====== Text for analysis
In the early 1900’s the Southern and Southeastern Unions of Seventh-Day Adventists engaged Ms. Anna Knight (a former school teacher and nurse) to coordinate black SDA educational work in the south. As a result of her efforts to raise the consciousness of Adventists regarding the state of black SDA schools and her work in standardizing curricula, black Seventh-Day Adventist schools were opened in several southern cities. Included among these schools was the elementary school in the Nashville, Tennessee area.

The forerunner of F. H. Jenkins was the Edgefield Junction School which started around 1909 and was associated with the Edgefield Junction Seventh-day Adventist Church.  The church experienced several moves (from Edgefield Junction to Winter Street to 12th & Meharry Boulevard) from the early 1900’s to the 1920’s carrying the school with it.

 

From the 1920’s through the late 1960’s the school was housed at the 12th and Meharry Boulevard location in the Meharry Boulevard SDA church.  Among the teachers of note from the Meharry location were Mrs. Marie Warnick, Mrs. Brantley, Mrs. Julie Wesley, Mrs. Britten, Mrs. Bernice Reynolds, and Mrs. Custard.  Notable among the children who were educated during this era was Carl T. Rowan, a student in the thirties, who later became a United States ambassador to Finland, head of the U.S. Information Service,  a syndicated newspaper columnist, and a television/radio commentator.

 

In the early 1970’s the school experienced another move when the Meharry Boulevard church moved to 25th Avenue North and became the Hillcrest Seventh-day Adventist Church. The school took residence in the church’s Child Development Center located at 2010 24th Avenue North on the church’s property. During the 1940’s a second African-American Adventist church school was established and was located on the campus of the Riverside Adventist Sanitarium/Hospital. This school was sponsored by the Riverside Chapel Seventh-day Adventist Church. Druillard Hall is where the school was initially housed. Both schools serviced grades one through eight and for many years the schools operated separately.
============
What you will do: Please copy the school history text word for word, everything from "In the early 1970’s" down to "schools operated separately.".
====== Recorded data
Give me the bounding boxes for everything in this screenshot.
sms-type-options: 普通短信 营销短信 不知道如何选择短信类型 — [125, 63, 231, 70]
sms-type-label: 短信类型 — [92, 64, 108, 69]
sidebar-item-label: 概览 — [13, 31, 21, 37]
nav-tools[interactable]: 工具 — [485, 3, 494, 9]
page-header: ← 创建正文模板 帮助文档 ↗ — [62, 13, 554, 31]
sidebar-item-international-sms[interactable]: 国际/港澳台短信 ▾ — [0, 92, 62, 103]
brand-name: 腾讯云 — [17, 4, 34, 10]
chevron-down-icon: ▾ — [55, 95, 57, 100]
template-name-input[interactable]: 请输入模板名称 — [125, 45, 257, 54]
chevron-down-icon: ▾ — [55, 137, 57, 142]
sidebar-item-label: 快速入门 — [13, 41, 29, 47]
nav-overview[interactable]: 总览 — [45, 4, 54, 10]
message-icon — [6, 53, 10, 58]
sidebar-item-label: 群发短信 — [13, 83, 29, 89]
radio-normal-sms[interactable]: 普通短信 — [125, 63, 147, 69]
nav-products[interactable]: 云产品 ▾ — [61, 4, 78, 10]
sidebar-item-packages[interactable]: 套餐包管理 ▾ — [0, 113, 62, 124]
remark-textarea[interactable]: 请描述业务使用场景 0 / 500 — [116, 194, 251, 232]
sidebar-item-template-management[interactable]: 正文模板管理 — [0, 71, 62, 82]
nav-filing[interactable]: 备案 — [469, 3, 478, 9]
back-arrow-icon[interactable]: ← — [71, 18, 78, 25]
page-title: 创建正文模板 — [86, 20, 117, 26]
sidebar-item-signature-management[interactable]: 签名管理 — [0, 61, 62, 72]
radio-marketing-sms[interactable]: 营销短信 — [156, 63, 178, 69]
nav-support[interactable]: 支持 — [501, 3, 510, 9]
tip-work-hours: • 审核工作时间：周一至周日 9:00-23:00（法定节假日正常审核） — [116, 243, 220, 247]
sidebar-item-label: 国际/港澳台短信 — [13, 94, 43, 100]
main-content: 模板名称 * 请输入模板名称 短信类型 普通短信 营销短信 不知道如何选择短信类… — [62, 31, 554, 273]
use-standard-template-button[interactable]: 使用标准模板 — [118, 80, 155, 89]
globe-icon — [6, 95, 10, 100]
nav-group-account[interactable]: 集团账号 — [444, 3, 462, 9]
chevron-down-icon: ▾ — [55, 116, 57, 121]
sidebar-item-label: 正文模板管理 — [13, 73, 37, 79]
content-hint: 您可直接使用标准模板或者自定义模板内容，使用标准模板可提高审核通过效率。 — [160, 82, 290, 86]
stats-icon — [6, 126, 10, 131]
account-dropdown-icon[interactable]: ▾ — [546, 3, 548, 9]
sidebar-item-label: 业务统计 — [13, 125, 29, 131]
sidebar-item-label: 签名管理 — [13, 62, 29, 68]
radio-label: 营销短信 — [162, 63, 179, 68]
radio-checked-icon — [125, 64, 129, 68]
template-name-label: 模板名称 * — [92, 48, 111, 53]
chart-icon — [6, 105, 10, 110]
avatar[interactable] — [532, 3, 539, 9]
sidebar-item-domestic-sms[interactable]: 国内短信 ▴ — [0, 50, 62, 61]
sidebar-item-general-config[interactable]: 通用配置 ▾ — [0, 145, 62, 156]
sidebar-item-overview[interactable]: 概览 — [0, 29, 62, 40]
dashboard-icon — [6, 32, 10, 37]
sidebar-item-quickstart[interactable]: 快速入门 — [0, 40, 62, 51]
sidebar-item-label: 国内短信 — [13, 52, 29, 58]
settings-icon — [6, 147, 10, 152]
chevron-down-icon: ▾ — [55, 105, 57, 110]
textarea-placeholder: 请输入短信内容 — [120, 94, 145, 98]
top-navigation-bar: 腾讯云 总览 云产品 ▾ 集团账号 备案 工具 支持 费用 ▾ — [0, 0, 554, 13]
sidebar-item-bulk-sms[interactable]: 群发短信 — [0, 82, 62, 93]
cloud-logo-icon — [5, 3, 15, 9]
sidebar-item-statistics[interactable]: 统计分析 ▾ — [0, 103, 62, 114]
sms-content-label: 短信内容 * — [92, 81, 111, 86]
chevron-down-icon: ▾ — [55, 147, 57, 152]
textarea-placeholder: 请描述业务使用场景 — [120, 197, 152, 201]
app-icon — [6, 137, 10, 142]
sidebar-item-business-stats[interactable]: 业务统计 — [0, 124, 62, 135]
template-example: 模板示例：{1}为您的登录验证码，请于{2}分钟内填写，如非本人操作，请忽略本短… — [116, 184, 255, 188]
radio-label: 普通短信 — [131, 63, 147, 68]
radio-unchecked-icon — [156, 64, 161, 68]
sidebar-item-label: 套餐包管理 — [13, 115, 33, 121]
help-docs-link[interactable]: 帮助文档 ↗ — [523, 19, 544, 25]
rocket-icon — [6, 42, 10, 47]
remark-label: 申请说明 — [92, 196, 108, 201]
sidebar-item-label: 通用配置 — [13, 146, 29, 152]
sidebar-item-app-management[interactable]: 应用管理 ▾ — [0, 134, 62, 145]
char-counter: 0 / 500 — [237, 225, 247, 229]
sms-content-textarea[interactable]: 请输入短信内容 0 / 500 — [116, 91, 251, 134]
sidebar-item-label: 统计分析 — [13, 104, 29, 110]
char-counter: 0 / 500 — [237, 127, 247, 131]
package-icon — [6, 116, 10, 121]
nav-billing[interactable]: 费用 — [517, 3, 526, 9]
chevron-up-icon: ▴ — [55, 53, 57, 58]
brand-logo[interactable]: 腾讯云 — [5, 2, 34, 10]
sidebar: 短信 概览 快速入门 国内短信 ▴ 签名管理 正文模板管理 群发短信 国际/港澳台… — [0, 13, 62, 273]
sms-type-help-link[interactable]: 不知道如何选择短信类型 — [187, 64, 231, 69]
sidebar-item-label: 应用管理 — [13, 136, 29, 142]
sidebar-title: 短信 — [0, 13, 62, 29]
============
Solution:
In the early 1970’s the school experienced another move when the Meharry Boulevard church moved to 25th Avenue North and became the Hillcrest Seventh-day Adventist Church. The school took residence in the church’s Child Development Center located at 2010 24th Avenue North on the church’s property. During the 1940’s a second African-American Adventist church school was established and was located on the campus of the Riverside Adventist Sanitarium/Hospital. This school was sponsored by the Riverside Chapel Seventh-day Adventist Church. Druillard Hall is where the school was initially housed. Both schools serviced grades one through eight and for many years the schools operated separately.